● **What is asked**
A) Answer these from the bitcoin price review:
(i) Which scenario does the writer say the market is now firmly in?
(ii) What lower support levels are listed?
(iii) When was the parabolic uptrend broken?
B) Reproduce the bitcoin price review between "Brief review of" and "caught the move.", inclusive.

● **Page text**
- - - -

Brief review of where we are in terms of price
You will remember that I had three possible scenarios for the price of bitcoin in my last article. By now it is abundantly clear that we are firmly in scenario A. IF (huge if) this is a legitimate market, we have indeed bottomed and once there is a dip and any lower support (10k, 7.5k, 6k) holds, I would personally be happy to be long bitcoin again. That is also the way I would “play” this move. The impulse to the upside from breaking $6k was simply so strong and so “non-stop” that it cries out loud for a correction, though it also means most people will not have caught the move.
As you will know from my previous posts, I try to avoid FOMO at all time, so I am not chasing price. I have no issues with bitcoin going back to $20k without me in it. As long as I do not make a mistake when I take the position, I don’t really care about the price. To me, the game plan (as for long positions) is simple and has been the same all along. Once a bottom has formed, I wait for the end of the impulse that follows and I see if it can hold any lower support levels and then break to new highs. In practice, I am looking for something like the blue square on the chart below, but on a larger scale:
What you can see here is a parabolic uptrend that got broken at the beginning of June, a drop to a support level below, a short bottoming and then a move above the prior top. I personally took a very short-term long at this break out, but nothing to write home about (and I closed it quickly).

- - - -

● **Data shown**
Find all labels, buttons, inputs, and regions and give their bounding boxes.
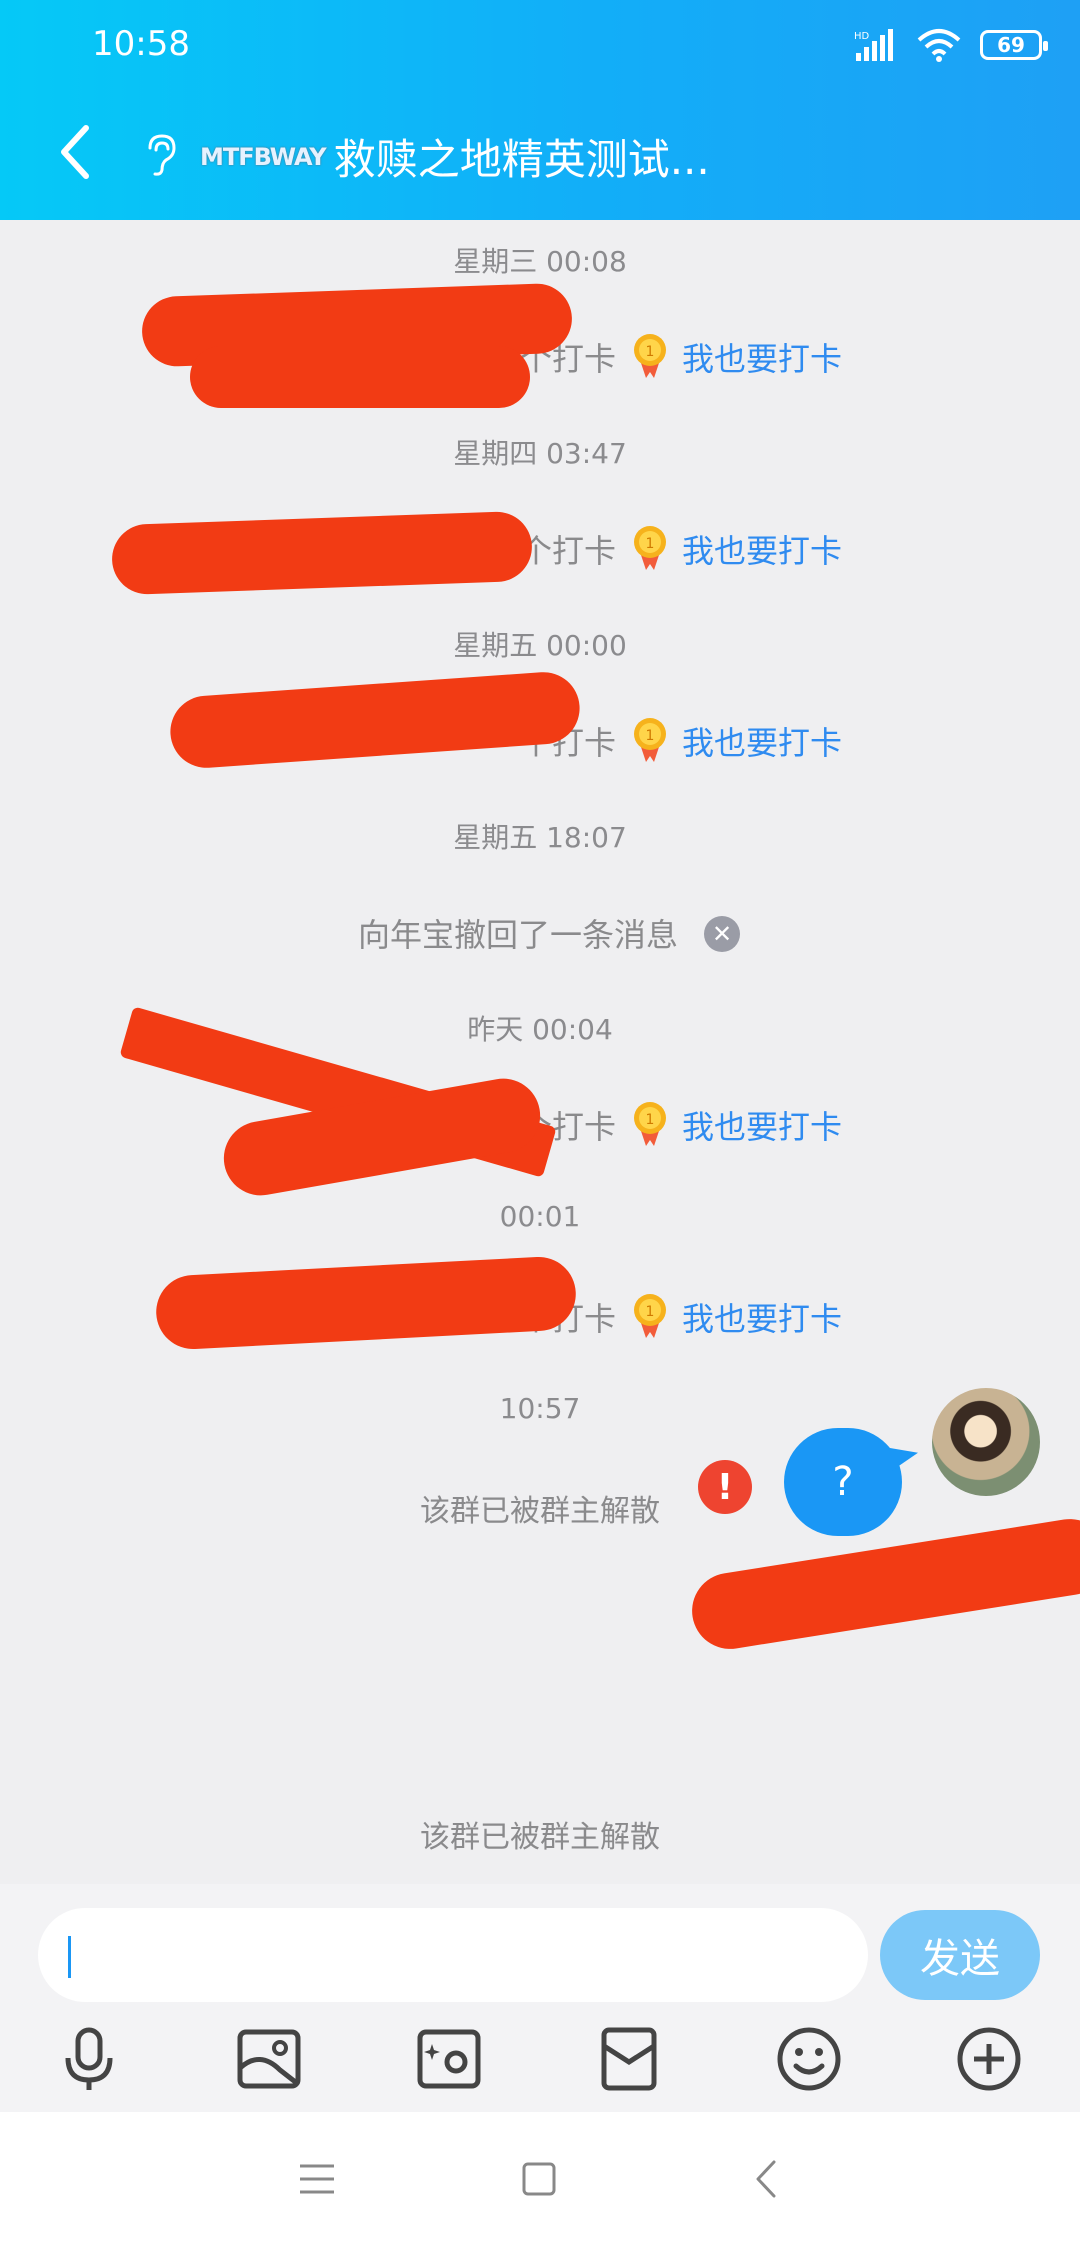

- - - -

● **Response list**
A)
(i) Scenario A
(ii) 10k, 7.5k, and 6k
(iii) At the beginning of June

B)
Brief review of where we are in terms of price
You will remember that I had three possible scenarios for the price of bitcoin in my last article. By now it is abundantly clear that we are firmly in scenario A. IF (huge if) this is a legitimate market, we have indeed bottomed and once there is a dip and any lower support (10k, 7.5k, 6k) holds, I would personally be happy to be long bitcoin again. That is also the way I would “play” this move. The impulse to the upside from breaking $6k was simply so strong and so “non-stop” that it cries out loud for a correction, though it also means most people will not have caught the move.